__Problem__: Filter the entries for lines with the word "begrepp".

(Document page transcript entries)
#####

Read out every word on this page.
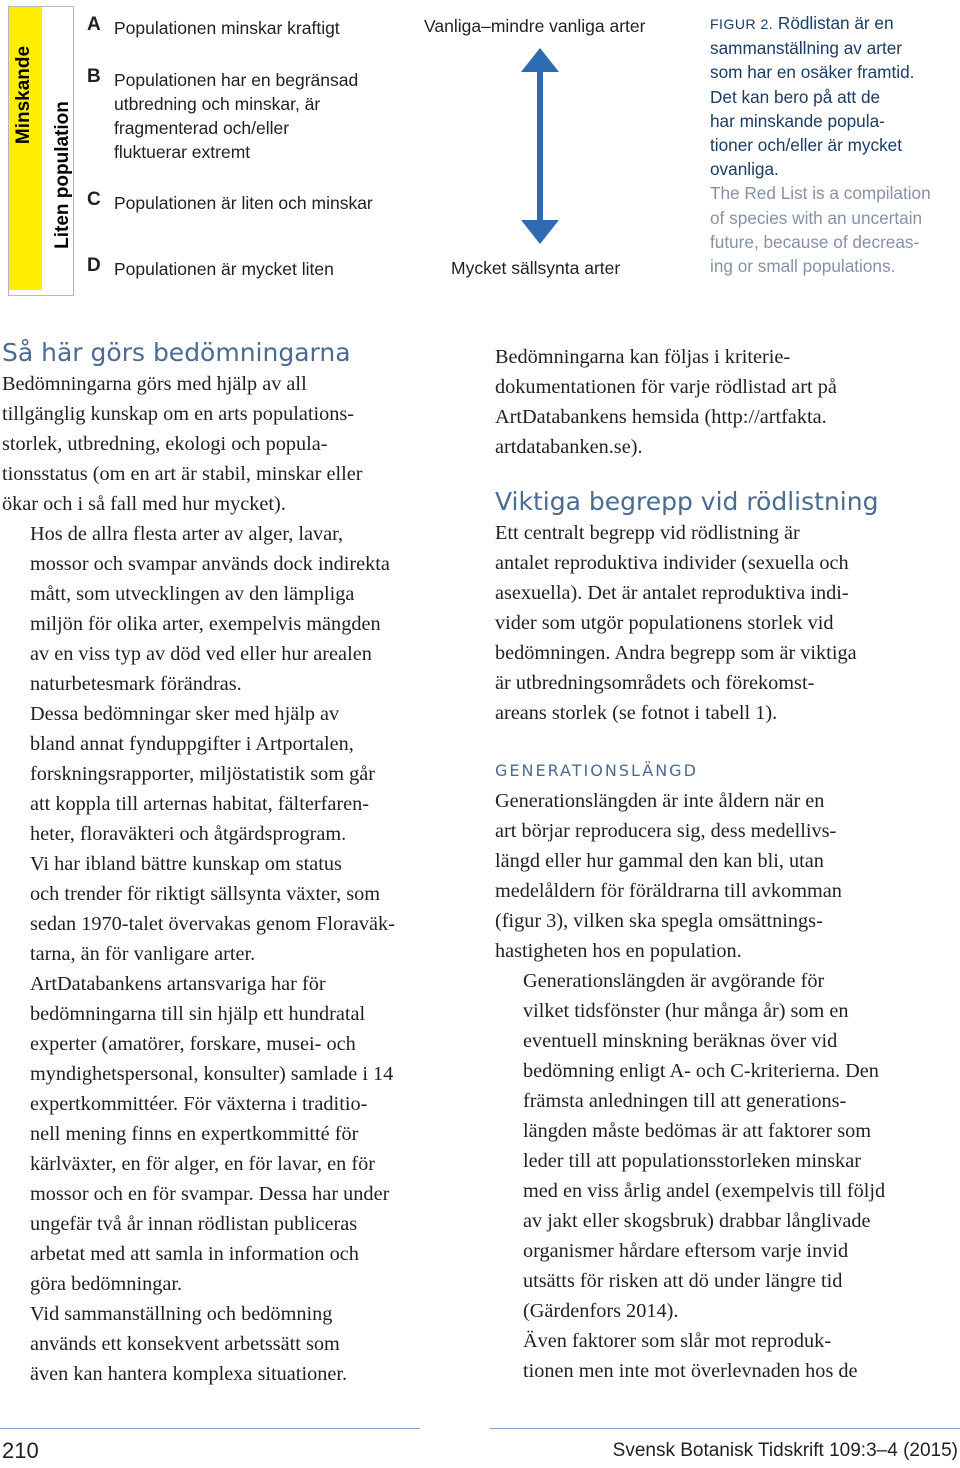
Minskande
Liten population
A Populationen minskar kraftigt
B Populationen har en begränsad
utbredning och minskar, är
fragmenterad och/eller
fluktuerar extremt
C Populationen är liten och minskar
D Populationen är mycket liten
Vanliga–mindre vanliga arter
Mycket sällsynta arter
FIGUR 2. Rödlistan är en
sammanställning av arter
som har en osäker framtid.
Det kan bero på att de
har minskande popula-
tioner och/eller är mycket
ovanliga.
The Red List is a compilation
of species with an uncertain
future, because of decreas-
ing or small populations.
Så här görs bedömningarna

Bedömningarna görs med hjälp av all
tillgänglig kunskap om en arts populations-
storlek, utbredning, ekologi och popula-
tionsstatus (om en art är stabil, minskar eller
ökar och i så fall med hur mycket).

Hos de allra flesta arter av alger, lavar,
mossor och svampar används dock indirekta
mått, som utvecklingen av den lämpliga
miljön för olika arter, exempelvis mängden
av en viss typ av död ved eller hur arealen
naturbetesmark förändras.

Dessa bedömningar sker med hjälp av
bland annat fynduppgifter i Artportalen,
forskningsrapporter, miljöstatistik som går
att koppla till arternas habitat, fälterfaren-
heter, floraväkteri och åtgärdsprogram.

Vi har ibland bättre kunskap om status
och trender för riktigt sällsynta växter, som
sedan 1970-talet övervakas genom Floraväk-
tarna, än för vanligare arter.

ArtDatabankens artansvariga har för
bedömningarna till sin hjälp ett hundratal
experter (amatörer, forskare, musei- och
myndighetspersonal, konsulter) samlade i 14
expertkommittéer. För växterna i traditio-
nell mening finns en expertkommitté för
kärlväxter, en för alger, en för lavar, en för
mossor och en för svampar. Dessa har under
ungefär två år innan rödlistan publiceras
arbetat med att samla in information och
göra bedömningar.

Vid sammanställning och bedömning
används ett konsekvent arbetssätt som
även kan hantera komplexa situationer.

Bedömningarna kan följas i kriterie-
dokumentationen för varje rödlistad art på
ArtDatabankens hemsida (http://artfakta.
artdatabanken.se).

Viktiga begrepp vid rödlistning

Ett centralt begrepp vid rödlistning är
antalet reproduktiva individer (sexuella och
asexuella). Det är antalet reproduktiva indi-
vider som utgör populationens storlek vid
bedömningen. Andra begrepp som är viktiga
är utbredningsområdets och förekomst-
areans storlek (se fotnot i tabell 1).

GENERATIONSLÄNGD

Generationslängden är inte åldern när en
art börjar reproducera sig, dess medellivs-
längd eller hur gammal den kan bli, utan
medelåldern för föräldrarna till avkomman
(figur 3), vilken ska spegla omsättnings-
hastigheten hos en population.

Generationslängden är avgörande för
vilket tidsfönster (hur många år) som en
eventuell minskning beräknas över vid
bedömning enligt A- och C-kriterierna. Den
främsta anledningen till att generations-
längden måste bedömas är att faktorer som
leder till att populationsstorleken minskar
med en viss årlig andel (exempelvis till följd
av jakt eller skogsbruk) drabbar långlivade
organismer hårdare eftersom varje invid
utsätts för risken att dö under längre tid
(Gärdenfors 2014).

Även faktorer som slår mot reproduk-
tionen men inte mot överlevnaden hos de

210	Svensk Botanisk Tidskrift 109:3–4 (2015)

#####

__Solved problem__:
Viktiga begrepp vid rödlistning
Ett centralt begrepp vid rödlistning är
bedömningen. Andra begrepp som är viktiga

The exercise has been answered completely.